- [Stated exercise]
Transcribe the records exactly. Pictures do not belong in the transcription.

Recorded data:
=-=-=-=-=

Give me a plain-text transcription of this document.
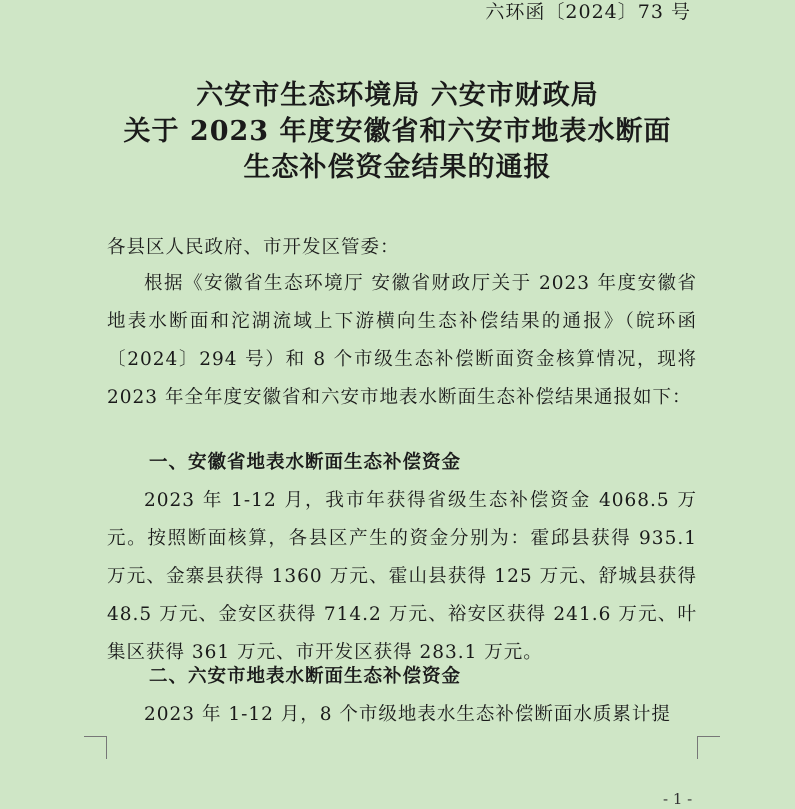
六环函〔2024〕73 号
六安市生态环境局 六安市财政局
关于 2023 年度安徽省和六安市地表水断面
生态补偿资金结果的通报
各县区人民政府、市开发区管委：

根据《安徽省生态环境厅 安徽省财政厅关于 2023 年度安徽省地表水断面和沱湖流域上下游横向生态补偿结果的通报》（皖环函〔2024〕294 号）和 8 个市级生态补偿断面资金核算情况，现将 2023 年全年度安徽省和六安市地表水断面生态补偿结果通报如下：

一、安徽省地表水断面生态补偿资金

2023 年 1-12 月，我市年获得省级生态补偿资金 4068.5 万元。按照断面核算，各县区产生的资金分别为：霍邱县获得 935.1 万元、金寨县获得 1360 万元、霍山县获得 125 万元、舒城县获得 48.5 万元、金安区获得 714.2 万元、裕安区获得 241.6 万元、叶集区获得 361 万元、市开发区获得 283.1 万元。

二、六安市地表水断面生态补偿资金

2023 年 1-12 月，8 个市级地表水生态补偿断面水质累计提

- 1 -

=-=-=-=-=

- [Task result]
Give me a plain-text transcription of this document.
六环函〔2024〕73 号
六安市生态环境局 六安市财政局
关于 2023 年度安徽省和六安市地表水断面
生态补偿资金结果的通报
各县区人民政府、市开发区管委：

根据《安徽省生态环境厅 安徽省财政厅关于 2023 年度安徽省地表水断面和沱湖流域上下游横向生态补偿结果的通报》（皖环函〔2024〕294 号）和 8 个市级生态补偿断面资金核算情况，现将 2023 年全年度安徽省和六安市地表水断面生态补偿结果通报如下：

一、安徽省地表水断面生态补偿资金

2023 年 1-12 月，我市年获得省级生态补偿资金 4068.5 万元。按照断面核算，各县区产生的资金分别为：霍邱县获得 935.1 万元、金寨县获得 1360 万元、霍山县获得 125 万元、舒城县获得 48.5 万元、金安区获得 714.2 万元、裕安区获得 241.6 万元、叶集区获得 361 万元、市开发区获得 283.1 万元。

二、六安市地表水断面生态补偿资金

2023 年 1-12 月，8 个市级地表水生态补偿断面水质累计提

- 1 -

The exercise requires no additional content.